> Written task:
Reproduce every record exactly as it appears, but not the pictures.

-- start --

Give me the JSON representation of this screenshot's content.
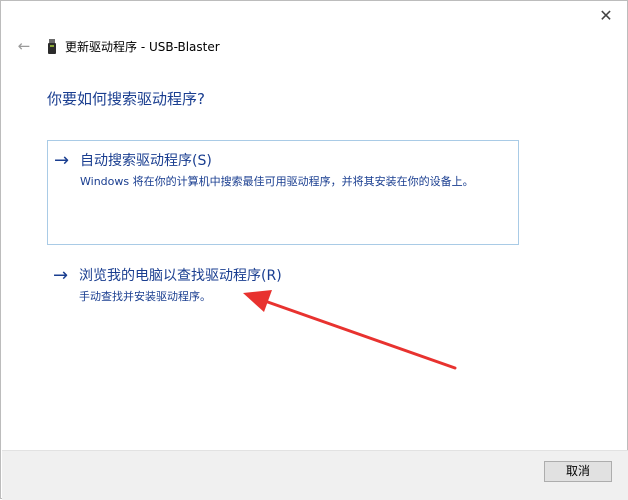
{
  "window": {
    "title": "更新驱动程序 - USB-Blaster",
    "close_glyph": "✕",
    "back_glyph": "←"
  },
  "heading": "你要如何搜索驱动程序?",
  "options": [
    {
      "arrow": "→",
      "title": "自动搜索驱动程序(S)",
      "description": "Windows 将在你的计算机中搜索最佳可用驱动程序，并将其安装在你的设备上。"
    },
    {
      "arrow": "→",
      "title": "浏览我的电脑以查找驱动程序(R)",
      "description": "手动查找并安装驱动程序。"
    }
  ],
  "footer": {
    "cancel_label": "取消"
  },
  "colors": {
    "accent": "#1a3e90",
    "option_border": "#a9cbe6",
    "annotation_arrow": "#e8322f",
    "footer_bg": "#f0f0f0"
  },
  "icons": {
    "close": "close-icon",
    "back": "back-arrow-icon",
    "device": "usb-device-icon"
  }
}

-- end --

> Final result:
Give me the JSON representation of this screenshot's content.
{
  "window": {
    "title": "更新驱动程序 - USB-Blaster",
    "close_glyph": "✕",
    "back_glyph": "←"
  },
  "heading": "你要如何搜索驱动程序?",
  "options": [
    {
      "arrow": "→",
      "title": "自动搜索驱动程序(S)",
      "description": "Windows 将在你的计算机中搜索最佳可用驱动程序，并将其安装在你的设备上。"
    },
    {
      "arrow": "→",
      "title": "浏览我的电脑以查找驱动程序(R)",
      "description": "手动查找并安装驱动程序。"
    }
  ],
  "footer": {
    "cancel_label": "取消"
  },
  "colors": {
    "accent": "#1a3e90",
    "option_border": "#a9cbe6",
    "annotation_arrow": "#e8322f",
    "footer_bg": "#f0f0f0"
  },
  "icons": {
    "close": "close-icon",
    "back": "back-arrow-icon",
    "device": "usb-device-icon"
  }
}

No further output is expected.